Extract each line holding the word "nécessitant" from the entries.

* begin GIVEN RECORDS *

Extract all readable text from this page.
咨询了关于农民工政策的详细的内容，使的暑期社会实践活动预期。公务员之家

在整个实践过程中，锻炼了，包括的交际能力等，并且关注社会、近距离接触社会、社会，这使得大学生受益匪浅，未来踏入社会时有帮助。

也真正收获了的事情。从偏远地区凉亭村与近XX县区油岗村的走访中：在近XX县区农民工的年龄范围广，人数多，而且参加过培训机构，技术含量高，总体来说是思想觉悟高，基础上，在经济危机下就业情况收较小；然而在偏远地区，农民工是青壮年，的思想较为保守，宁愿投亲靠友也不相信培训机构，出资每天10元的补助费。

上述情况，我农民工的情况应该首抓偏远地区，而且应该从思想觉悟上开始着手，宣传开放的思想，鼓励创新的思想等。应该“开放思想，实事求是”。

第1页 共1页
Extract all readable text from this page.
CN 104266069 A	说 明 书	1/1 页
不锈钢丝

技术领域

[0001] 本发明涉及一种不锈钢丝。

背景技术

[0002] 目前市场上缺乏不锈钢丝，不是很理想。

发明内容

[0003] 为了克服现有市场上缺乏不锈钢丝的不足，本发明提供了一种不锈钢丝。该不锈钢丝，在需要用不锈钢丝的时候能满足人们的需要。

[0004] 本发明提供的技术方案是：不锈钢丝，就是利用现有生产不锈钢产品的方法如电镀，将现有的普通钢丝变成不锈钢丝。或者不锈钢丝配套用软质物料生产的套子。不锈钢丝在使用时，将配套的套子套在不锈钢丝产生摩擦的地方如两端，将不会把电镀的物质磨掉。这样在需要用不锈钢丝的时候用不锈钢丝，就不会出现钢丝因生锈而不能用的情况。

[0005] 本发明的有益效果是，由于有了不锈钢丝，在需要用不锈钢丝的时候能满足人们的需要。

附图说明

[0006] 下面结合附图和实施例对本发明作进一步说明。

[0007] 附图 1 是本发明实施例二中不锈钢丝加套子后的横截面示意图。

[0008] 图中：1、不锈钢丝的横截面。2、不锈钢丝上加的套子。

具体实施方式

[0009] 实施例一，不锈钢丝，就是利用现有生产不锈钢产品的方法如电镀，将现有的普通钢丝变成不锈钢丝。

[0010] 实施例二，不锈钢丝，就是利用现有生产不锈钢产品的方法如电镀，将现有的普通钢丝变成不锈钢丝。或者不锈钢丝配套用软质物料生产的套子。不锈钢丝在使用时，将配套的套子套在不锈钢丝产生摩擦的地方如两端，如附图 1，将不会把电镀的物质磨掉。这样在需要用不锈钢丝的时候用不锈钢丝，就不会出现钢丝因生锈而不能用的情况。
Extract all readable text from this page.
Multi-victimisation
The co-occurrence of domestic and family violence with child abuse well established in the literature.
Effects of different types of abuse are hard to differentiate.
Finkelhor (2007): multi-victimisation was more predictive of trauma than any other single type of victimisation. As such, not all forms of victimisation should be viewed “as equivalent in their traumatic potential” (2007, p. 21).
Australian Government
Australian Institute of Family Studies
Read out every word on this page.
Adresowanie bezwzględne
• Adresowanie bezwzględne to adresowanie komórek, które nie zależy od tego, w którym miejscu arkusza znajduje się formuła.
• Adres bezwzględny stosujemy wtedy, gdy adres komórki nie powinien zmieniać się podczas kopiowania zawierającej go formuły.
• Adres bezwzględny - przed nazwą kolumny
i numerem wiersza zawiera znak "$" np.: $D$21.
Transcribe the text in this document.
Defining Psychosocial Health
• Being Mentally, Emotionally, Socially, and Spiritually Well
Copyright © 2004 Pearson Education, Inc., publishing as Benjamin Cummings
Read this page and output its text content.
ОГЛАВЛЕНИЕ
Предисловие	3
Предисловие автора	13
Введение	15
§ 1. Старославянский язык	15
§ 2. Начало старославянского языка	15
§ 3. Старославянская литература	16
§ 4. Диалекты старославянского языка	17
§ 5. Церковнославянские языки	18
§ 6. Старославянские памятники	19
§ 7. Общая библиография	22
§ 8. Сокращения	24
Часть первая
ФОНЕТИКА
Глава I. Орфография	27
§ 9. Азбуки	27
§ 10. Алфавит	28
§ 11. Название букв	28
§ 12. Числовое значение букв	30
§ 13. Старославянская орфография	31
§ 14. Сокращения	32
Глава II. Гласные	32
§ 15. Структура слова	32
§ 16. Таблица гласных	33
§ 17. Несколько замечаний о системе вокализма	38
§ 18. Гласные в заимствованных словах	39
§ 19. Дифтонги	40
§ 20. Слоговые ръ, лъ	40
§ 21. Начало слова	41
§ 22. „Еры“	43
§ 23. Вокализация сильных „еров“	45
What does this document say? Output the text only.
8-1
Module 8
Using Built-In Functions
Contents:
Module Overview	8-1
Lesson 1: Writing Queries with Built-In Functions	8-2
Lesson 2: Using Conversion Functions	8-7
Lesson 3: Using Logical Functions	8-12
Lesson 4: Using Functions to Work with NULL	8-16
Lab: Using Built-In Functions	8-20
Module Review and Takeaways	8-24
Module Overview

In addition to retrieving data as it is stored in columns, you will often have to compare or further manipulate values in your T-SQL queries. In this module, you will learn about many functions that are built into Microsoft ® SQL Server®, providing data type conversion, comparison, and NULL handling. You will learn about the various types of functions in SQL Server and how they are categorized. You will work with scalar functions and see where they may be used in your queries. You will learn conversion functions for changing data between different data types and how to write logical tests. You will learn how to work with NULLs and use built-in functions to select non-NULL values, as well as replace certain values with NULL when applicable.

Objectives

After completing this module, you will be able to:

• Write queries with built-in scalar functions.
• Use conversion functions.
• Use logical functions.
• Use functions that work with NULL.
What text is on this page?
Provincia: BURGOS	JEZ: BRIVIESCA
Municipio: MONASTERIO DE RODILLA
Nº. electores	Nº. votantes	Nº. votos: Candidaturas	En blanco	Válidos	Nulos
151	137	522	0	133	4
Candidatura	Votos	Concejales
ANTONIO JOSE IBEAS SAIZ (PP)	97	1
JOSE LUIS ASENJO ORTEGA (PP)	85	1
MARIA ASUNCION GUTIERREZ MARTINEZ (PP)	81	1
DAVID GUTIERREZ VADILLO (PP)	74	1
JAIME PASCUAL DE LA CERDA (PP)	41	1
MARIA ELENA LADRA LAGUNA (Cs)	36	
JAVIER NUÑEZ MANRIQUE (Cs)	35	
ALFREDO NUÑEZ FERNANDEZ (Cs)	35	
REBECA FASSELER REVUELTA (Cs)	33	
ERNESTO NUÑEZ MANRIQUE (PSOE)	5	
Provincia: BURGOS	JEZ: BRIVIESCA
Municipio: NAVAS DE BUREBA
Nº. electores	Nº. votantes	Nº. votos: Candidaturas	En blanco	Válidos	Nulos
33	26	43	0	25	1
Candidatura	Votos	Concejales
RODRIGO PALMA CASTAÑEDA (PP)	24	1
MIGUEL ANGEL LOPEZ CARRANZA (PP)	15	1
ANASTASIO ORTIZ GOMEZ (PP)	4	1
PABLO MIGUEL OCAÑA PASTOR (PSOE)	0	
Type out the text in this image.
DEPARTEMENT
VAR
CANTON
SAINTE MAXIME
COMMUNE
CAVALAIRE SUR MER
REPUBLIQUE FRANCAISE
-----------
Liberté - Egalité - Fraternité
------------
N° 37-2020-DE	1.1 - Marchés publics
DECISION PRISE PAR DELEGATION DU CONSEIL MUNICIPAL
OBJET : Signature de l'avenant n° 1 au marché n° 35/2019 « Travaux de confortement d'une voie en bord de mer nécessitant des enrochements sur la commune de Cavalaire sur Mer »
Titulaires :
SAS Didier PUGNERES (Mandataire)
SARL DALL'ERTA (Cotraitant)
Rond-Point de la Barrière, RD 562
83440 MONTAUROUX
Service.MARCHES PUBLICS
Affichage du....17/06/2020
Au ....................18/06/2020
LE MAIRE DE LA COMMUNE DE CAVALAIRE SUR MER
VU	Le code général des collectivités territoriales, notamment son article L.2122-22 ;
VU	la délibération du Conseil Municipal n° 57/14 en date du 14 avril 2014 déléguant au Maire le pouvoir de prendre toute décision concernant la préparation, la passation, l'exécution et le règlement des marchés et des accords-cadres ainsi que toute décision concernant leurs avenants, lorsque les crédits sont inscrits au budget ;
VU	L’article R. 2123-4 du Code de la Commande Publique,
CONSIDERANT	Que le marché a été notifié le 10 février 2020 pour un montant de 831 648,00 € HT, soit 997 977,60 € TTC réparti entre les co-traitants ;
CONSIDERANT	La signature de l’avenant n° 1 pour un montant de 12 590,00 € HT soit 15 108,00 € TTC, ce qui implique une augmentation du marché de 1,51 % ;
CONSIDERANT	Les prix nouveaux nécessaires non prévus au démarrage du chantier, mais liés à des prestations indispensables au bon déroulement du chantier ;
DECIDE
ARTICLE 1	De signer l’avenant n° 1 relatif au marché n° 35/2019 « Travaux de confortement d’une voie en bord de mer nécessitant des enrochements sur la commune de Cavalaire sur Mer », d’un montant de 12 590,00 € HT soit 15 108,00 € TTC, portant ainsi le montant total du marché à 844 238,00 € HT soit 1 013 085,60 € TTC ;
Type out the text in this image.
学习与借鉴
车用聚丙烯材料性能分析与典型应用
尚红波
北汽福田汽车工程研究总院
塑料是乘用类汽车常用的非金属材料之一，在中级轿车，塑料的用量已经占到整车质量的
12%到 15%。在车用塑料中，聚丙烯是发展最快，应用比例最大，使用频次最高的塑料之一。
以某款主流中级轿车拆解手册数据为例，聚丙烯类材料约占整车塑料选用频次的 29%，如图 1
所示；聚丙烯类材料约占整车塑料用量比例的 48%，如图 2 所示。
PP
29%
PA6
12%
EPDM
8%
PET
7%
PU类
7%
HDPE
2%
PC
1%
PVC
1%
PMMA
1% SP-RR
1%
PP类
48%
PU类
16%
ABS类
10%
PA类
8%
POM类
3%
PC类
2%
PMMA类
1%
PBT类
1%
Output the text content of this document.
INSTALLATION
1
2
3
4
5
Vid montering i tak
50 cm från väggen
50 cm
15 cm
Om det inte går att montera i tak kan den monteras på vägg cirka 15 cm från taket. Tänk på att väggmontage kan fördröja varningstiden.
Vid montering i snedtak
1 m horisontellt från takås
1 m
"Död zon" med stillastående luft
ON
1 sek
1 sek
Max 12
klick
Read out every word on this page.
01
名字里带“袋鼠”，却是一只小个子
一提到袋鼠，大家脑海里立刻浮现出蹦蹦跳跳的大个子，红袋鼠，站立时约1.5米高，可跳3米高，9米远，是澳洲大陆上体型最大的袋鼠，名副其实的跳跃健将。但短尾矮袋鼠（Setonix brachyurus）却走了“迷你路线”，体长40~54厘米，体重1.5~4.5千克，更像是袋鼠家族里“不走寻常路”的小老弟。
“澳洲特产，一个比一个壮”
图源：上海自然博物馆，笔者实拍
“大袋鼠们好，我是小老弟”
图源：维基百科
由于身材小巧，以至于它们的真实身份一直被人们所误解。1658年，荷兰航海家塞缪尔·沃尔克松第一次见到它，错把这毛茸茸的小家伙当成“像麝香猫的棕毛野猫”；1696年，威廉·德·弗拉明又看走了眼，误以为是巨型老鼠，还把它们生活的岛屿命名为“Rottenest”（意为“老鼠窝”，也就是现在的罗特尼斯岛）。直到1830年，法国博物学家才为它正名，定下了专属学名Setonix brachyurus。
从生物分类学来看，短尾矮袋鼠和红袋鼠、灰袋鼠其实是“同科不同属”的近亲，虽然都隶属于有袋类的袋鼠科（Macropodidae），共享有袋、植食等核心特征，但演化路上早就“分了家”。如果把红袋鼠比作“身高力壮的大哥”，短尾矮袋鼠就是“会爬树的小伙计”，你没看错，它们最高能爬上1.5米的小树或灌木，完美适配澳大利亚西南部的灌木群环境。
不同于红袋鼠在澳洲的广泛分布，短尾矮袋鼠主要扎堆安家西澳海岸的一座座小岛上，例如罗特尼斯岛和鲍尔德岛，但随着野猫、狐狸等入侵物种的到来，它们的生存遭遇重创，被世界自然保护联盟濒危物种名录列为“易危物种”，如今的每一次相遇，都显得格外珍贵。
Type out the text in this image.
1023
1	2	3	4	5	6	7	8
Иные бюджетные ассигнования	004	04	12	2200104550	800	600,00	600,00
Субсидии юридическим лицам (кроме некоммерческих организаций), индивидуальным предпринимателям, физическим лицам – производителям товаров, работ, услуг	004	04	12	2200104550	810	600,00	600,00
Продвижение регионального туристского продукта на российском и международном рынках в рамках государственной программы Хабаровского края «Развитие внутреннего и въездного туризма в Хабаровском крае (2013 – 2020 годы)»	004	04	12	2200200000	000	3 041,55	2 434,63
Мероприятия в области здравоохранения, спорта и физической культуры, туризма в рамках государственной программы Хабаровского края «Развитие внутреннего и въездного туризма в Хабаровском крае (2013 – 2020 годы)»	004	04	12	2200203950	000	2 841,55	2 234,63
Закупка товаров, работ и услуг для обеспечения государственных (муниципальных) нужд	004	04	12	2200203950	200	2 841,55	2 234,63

* end GIVEN RECORDS *

_REPLY_:
OBJET : Signature de l'avenant n° 1 au marché n° 35/2019 « Travaux de confortement d'une voie en bord de mer nécessitant des enrochements sur la commune de Cavalaire sur Mer »
ARTICLE 1	De signer l’avenant n° 1 relatif au marché n° 35/2019 « Travaux de confortement d’une voie en bord de mer nécessitant des enrochements sur la commune de Cavalaire sur Mer », d’un montant de 12 590,00 € HT soit 15 108,00 € TTC, portant ainsi le montant total du marché à 844 238,00 € HT soit 1 013 085,60 € TTC ;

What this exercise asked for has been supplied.